● **WRITTEN INSTRUCTION**: Exactly reproduce each entry, leaving out nothing.

---------- DATA ROWS

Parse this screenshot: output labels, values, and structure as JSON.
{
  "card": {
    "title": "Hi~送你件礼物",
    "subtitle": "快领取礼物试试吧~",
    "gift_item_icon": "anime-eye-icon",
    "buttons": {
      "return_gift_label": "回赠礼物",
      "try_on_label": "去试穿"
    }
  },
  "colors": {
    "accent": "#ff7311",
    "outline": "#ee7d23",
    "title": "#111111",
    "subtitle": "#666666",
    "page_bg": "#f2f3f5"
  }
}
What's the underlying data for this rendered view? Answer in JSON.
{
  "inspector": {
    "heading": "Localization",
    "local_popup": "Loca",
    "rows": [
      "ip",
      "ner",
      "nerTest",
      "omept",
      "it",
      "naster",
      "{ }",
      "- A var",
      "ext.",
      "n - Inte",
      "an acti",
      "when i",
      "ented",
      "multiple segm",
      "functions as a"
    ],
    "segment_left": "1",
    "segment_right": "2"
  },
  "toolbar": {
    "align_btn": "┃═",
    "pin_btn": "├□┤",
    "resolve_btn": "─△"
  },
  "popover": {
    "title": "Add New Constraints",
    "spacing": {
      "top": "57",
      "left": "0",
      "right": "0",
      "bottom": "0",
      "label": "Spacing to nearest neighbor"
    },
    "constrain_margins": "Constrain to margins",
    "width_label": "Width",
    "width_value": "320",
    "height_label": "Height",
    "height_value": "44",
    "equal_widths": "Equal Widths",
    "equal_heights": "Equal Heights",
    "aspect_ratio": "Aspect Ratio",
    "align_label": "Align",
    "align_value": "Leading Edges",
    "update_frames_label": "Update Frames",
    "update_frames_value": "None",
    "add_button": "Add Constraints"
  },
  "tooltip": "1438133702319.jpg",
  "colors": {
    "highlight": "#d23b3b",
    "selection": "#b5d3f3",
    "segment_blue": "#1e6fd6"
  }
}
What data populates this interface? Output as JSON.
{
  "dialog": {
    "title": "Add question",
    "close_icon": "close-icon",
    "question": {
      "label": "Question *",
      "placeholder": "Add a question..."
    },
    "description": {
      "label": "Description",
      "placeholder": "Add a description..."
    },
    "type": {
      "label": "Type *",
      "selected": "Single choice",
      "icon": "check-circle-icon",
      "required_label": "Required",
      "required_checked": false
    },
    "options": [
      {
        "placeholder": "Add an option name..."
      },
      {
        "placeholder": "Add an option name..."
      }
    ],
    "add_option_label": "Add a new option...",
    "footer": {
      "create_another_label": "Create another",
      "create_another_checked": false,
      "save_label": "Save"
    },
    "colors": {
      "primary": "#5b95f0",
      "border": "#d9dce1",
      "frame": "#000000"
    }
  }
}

--------------------

● **TASK RESULT**:
Parse this screenshot: output labels, values, and structure as JSON.
{
  "card": {
    "title": "Hi~送你件礼物",
    "subtitle": "快领取礼物试试吧~",
    "gift_item_icon": "anime-eye-icon",
    "buttons": {
      "return_gift_label": "回赠礼物",
      "try_on_label": "去试穿"
    }
  },
  "colors": {
    "accent": "#ff7311",
    "outline": "#ee7d23",
    "title": "#111111",
    "subtitle": "#666666",
    "page_bg": "#f2f3f5"
  }
}
What's the underlying data for this rendered view? Answer in JSON.
{
  "inspector": {
    "heading": "Localization",
    "local_popup": "Loca",
    "rows": [
      "ip",
      "ner",
      "nerTest",
      "omept",
      "it",
      "naster",
      "{ }",
      "- A var",
      "ext.",
      "n - Inte",
      "an acti",
      "when i",
      "ented",
      "multiple segm",
      "functions as a"
    ],
    "segment_left": "1",
    "segment_right": "2"
  },
  "toolbar": {
    "align_btn": "┃═",
    "pin_btn": "├□┤",
    "resolve_btn": "─△"
  },
  "popover": {
    "title": "Add New Constraints",
    "spacing": {
      "top": "57",
      "left": "0",
      "right": "0",
      "bottom": "0",
      "label": "Spacing to nearest neighbor"
    },
    "constrain_margins": "Constrain to margins",
    "width_label": "Width",
    "width_value": "320",
    "height_label": "Height",
    "height_value": "44",
    "equal_widths": "Equal Widths",
    "equal_heights": "Equal Heights",
    "aspect_ratio": "Aspect Ratio",
    "align_label": "Align",
    "align_value": "Leading Edges",
    "update_frames_label": "Update Frames",
    "update_frames_value": "None",
    "add_button": "Add Constraints"
  },
  "tooltip": "1438133702319.jpg",
  "colors": {
    "highlight": "#d23b3b",
    "selection": "#b5d3f3",
    "segment_blue": "#1e6fd6"
  }
}
What data populates this interface? Output as JSON.
{
  "dialog": {
    "title": "Add question",
    "close_icon": "close-icon",
    "question": {
      "label": "Question *",
      "placeholder": "Add a question..."
    },
    "description": {
      "label": "Description",
      "placeholder": "Add a description..."
    },
    "type": {
      "label": "Type *",
      "selected": "Single choice",
      "icon": "check-circle-icon",
      "required_label": "Required",
      "required_checked": false
    },
    "options": [
      {
        "placeholder": "Add an option name..."
      },
      {
        "placeholder": "Add an option name..."
      }
    ],
    "add_option_label": "Add a new option...",
    "footer": {
      "create_another_label": "Create another",
      "create_another_checked": false,
      "save_label": "Save"
    },
    "colors": {
      "primary": "#5b95f0",
      "border": "#d9dce1",
      "frame": "#000000"
    }
  }
}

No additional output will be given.